Each line containing the word "document" must be reported.

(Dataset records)
--------

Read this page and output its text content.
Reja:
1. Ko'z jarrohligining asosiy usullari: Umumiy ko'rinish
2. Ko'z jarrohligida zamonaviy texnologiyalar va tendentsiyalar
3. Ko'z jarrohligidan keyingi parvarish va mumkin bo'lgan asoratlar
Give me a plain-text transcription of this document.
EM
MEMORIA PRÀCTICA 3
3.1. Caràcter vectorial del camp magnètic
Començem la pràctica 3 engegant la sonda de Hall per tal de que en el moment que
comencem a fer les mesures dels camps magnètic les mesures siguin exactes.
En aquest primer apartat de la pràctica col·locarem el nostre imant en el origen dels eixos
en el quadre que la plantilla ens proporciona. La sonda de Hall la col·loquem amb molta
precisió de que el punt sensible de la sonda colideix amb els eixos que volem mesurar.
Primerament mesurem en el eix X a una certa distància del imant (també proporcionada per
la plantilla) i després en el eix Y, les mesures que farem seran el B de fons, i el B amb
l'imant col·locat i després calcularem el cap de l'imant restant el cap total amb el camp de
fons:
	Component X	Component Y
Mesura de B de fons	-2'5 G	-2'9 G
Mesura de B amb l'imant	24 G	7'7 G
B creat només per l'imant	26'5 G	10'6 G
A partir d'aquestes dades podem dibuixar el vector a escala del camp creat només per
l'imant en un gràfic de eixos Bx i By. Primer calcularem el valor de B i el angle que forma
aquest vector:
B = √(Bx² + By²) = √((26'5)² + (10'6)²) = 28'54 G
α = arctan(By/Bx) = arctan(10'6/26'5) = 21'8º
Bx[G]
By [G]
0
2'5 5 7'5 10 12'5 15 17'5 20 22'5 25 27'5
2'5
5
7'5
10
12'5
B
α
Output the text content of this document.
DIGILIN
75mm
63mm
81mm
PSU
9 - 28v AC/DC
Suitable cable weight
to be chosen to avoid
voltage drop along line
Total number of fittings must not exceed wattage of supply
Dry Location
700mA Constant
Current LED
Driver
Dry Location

--------

→ In response:
Give me a plain-text transcription of this document.
Output the text content of this document.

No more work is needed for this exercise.